## Material for the task
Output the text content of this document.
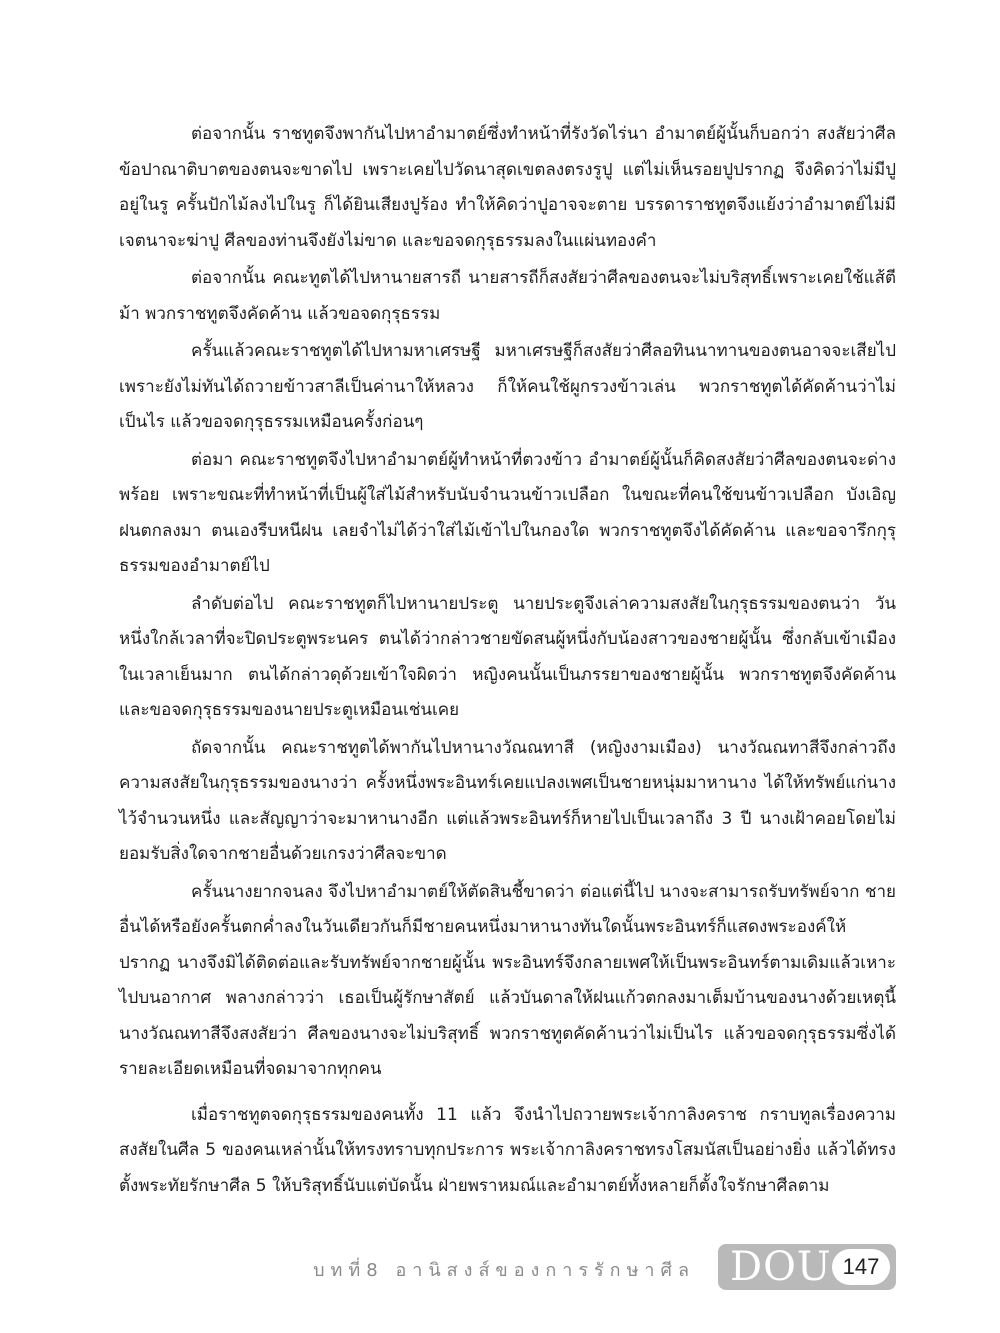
ต่อจากนั้น ราชทูตจึงพากันไปหาอำมาตย์ซึ่งทำหน้าที่รังวัดไร่นา อำมาตย์ผู้นั้นก็บอกว่า สงสัยว่าศีลข้อปาณาติบาตของตนจะขาดไป เพราะเคยไปวัดนาสุดเขตลงตรงรูปู แต่ไม่เห็นรอยปูปรากฏ จึงคิดว่าไม่มีปูอยู่ในรู ครั้นปักไม้ลงไปในรู ก็ได้ยินเสียงปูร้อง ทำให้คิดว่าปูอาจจะตาย บรรดาราชทูตจึงแย้งว่าอำมาตย์ไม่มีเจตนาจะฆ่าปู ศีลของท่านจึงยังไม่ขาด และขอจดกุรุธรรมลงในแผ่นทองคำ

ต่อจากนั้น คณะทูตได้ไปหานายสารถี นายสารถีก็สงสัยว่าศีลของตนจะไม่บริสุทธิ์เพราะเคยใช้แส้ตีม้า พวกราชทูตจึงคัดค้าน แล้วขอจดกุรุธรรม

ครั้นแล้วคณะราชทูตได้ไปหามหาเศรษฐี มหาเศรษฐีก็สงสัยว่าศีลอทินนาทานของตนอาจจะเสียไป เพราะยังไม่ทันได้ถวายข้าวสาลีเป็นค่านาให้หลวง ก็ให้คนใช้ผูกรวงข้าวเล่น พวกราชทูตได้คัดค้านว่าไม่เป็นไร แล้วขอจดกุรุธรรมเหมือนครั้งก่อนๆ

ต่อมา คณะราชทูตจึงไปหาอำมาตย์ผู้ทำหน้าที่ตวงข้าว อำมาตย์ผู้นั้นก็คิดสงสัยว่าศีลของตนจะด่างพร้อย เพราะขณะที่ทำหน้าที่เป็นผู้ใส่ไม้สำหรับนับจำนวนข้าวเปลือก ในขณะที่คนใช้ขนข้าวเปลือก บังเอิญฝนตกลงมา ตนเองรีบหนีฝน เลยจำไม่ได้ว่าใส่ไม้เข้าไปในกองใด พวกราชทูตจึงได้คัดค้าน และขอจารึกกุรุธรรมของอำมาตย์ไป

ลำดับต่อไป คณะราชทูตก็ไปหานายประตู นายประตูจึงเล่าความสงสัยในกุรุธรรมของตนว่า วันหนึ่งใกล้เวลาที่จะปิดประตูพระนคร ตนได้ว่ากล่าวชายขัดสนผู้หนึ่งกับน้องสาวของชายผู้นั้น ซึ่งกลับเข้าเมืองในเวลาเย็นมาก ตนได้กล่าวดุด้วยเข้าใจผิดว่า หญิงคนนั้นเป็นภรรยาของชายผู้นั้น พวกราชทูตจึงคัดค้าน และขอจดกุรุธรรมของนายประตูเหมือนเช่นเคย

ถัดจากนั้น คณะราชทูตได้พากันไปหานางวัณณทาสี (หญิงงามเมือง) นางวัณณทาสีจึงกล่าวถึงความสงสัยในกุรุธรรมของนางว่า ครั้งหนึ่งพระอินทร์เคยแปลงเพศเป็นชายหนุ่มมาหานาง ได้ให้ทรัพย์แก่นางไว้จำนวนหนึ่ง และสัญญาว่าจะมาหานางอีก แต่แล้วพระอินทร์ก็หายไปเป็นเวลาถึง 3 ปี นางเฝ้าคอยโดยไม่ยอมรับสิ่งใดจากชายอื่นด้วยเกรงว่าศีลจะขาด

ครั้นนางยากจนลง จึงไปหาอำมาตย์ให้ตัดสินชี้ขาดว่า ต่อแต่นี้ไป นางจะสามารถรับทรัพย์จาก ชายอื่นได้หรือยังครั้นตกค่ำลงในวันเดียวกันก็มีชายคนหนึ่งมาหานางทันใดนั้นพระอินทร์ก็แสดงพระองค์ให้ปรากฏ นางจึงมิได้ติดต่อและรับทรัพย์จากชายผู้นั้น พระอินทร์จึงกลายเพศให้เป็นพระอินทร์ตามเดิมแล้วเหาะไปบนอากาศ พลางกล่าวว่า เธอเป็นผู้รักษาสัตย์ แล้วบันดาลให้ฝนแก้วตกลงมาเต็มบ้านของนางด้วยเหตุนี้ นางวัณณทาสีจึงสงสัยว่า ศีลของนางจะไม่บริสุทธิ์ พวกราชทูตคัดค้านว่าไม่เป็นไร แล้วขอจดกุรุธรรมซึ่งได้รายละเอียดเหมือนที่จดมาจากทุกคน

เมื่อราชทูตจดกุรุธรรมของคนทั้ง 11 แล้ว จึงนำไปถวายพระเจ้ากาลิงคราช กราบทูลเรื่องความสงสัยในศีล 5 ของคนเหล่านั้นให้ทรงทราบทุกประการ พระเจ้ากาลิงคราชทรงโสมนัสเป็นอย่างยิ่ง แล้วได้ทรงตั้งพระทัยรักษาศีล 5 ให้บริสุทธิ์นับแต่บัดนั้น ฝ่ายพราหมณ์และอำมาตย์ทั้งหลายก็ตั้งใจรักษาศีลตาม

บทที่8 อานิสงส์ของการรักษาศีล DOU 147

## Task instructions
Each line of the material must be retyped exactly, except that images are omitted.

## Correct answer
Output the text content of this document.
ต่อจากนั้น ราชทูตจึงพากันไปหาอำมาตย์ซึ่งทำหน้าที่รังวัดไร่นา อำมาตย์ผู้นั้นก็บอกว่า สงสัยว่าศีลข้อปาณาติบาตของตนจะขาดไป เพราะเคยไปวัดนาสุดเขตลงตรงรูปู แต่ไม่เห็นรอยปูปรากฏ จึงคิดว่าไม่มีปูอยู่ในรู ครั้นปักไม้ลงไปในรู ก็ได้ยินเสียงปูร้อง ทำให้คิดว่าปูอาจจะตาย บรรดาราชทูตจึงแย้งว่าอำมาตย์ไม่มีเจตนาจะฆ่าปู ศีลของท่านจึงยังไม่ขาด และขอจดกุรุธรรมลงในแผ่นทองคำ

ต่อจากนั้น คณะทูตได้ไปหานายสารถี นายสารถีก็สงสัยว่าศีลของตนจะไม่บริสุทธิ์เพราะเคยใช้แส้ตีม้า พวกราชทูตจึงคัดค้าน แล้วขอจดกุรุธรรม

ครั้นแล้วคณะราชทูตได้ไปหามหาเศรษฐี มหาเศรษฐีก็สงสัยว่าศีลอทินนาทานของตนอาจจะเสียไป เพราะยังไม่ทันได้ถวายข้าวสาลีเป็นค่านาให้หลวง ก็ให้คนใช้ผูกรวงข้าวเล่น พวกราชทูตได้คัดค้านว่าไม่เป็นไร แล้วขอจดกุรุธรรมเหมือนครั้งก่อนๆ

ต่อมา คณะราชทูตจึงไปหาอำมาตย์ผู้ทำหน้าที่ตวงข้าว อำมาตย์ผู้นั้นก็คิดสงสัยว่าศีลของตนจะด่างพร้อย เพราะขณะที่ทำหน้าที่เป็นผู้ใส่ไม้สำหรับนับจำนวนข้าวเปลือก ในขณะที่คนใช้ขนข้าวเปลือก บังเอิญฝนตกลงมา ตนเองรีบหนีฝน เลยจำไม่ได้ว่าใส่ไม้เข้าไปในกองใด พวกราชทูตจึงได้คัดค้าน และขอจารึกกุรุธรรมของอำมาตย์ไป

ลำดับต่อไป คณะราชทูตก็ไปหานายประตู นายประตูจึงเล่าความสงสัยในกุรุธรรมของตนว่า วันหนึ่งใกล้เวลาที่จะปิดประตูพระนคร ตนได้ว่ากล่าวชายขัดสนผู้หนึ่งกับน้องสาวของชายผู้นั้น ซึ่งกลับเข้าเมืองในเวลาเย็นมาก ตนได้กล่าวดุด้วยเข้าใจผิดว่า หญิงคนนั้นเป็นภรรยาของชายผู้นั้น พวกราชทูตจึงคัดค้าน และขอจดกุรุธรรมของนายประตูเหมือนเช่นเคย

ถัดจากนั้น คณะราชทูตได้พากันไปหานางวัณณทาสี (หญิงงามเมือง) นางวัณณทาสีจึงกล่าวถึงความสงสัยในกุรุธรรมของนางว่า ครั้งหนึ่งพระอินทร์เคยแปลงเพศเป็นชายหนุ่มมาหานาง ได้ให้ทรัพย์แก่นางไว้จำนวนหนึ่ง และสัญญาว่าจะมาหานางอีก แต่แล้วพระอินทร์ก็หายไปเป็นเวลาถึง 3 ปี นางเฝ้าคอยโดยไม่ยอมรับสิ่งใดจากชายอื่นด้วยเกรงว่าศีลจะขาด

ครั้นนางยากจนลง จึงไปหาอำมาตย์ให้ตัดสินชี้ขาดว่า ต่อแต่นี้ไป นางจะสามารถรับทรัพย์จาก ชายอื่นได้หรือยังครั้นตกค่ำลงในวันเดียวกันก็มีชายคนหนึ่งมาหานางทันใดนั้นพระอินทร์ก็แสดงพระองค์ให้ปรากฏ นางจึงมิได้ติดต่อและรับทรัพย์จากชายผู้นั้น พระอินทร์จึงกลายเพศให้เป็นพระอินทร์ตามเดิมแล้วเหาะไปบนอากาศ พลางกล่าวว่า เธอเป็นผู้รักษาสัตย์ แล้วบันดาลให้ฝนแก้วตกลงมาเต็มบ้านของนางด้วยเหตุนี้ นางวัณณทาสีจึงสงสัยว่า ศีลของนางจะไม่บริสุทธิ์ พวกราชทูตคัดค้านว่าไม่เป็นไร แล้วขอจดกุรุธรรมซึ่งได้รายละเอียดเหมือนที่จดมาจากทุกคน

เมื่อราชทูตจดกุรุธรรมของคนทั้ง 11 แล้ว จึงนำไปถวายพระเจ้ากาลิงคราช กราบทูลเรื่องความสงสัยในศีล 5 ของคนเหล่านั้นให้ทรงทราบทุกประการ พระเจ้ากาลิงคราชทรงโสมนัสเป็นอย่างยิ่ง แล้วได้ทรงตั้งพระทัยรักษาศีล 5 ให้บริสุทธิ์นับแต่บัดนั้น ฝ่ายพราหมณ์และอำมาตย์ทั้งหลายก็ตั้งใจรักษาศีลตาม

บทที่8 อานิสงส์ของการรักษาศีล DOU 147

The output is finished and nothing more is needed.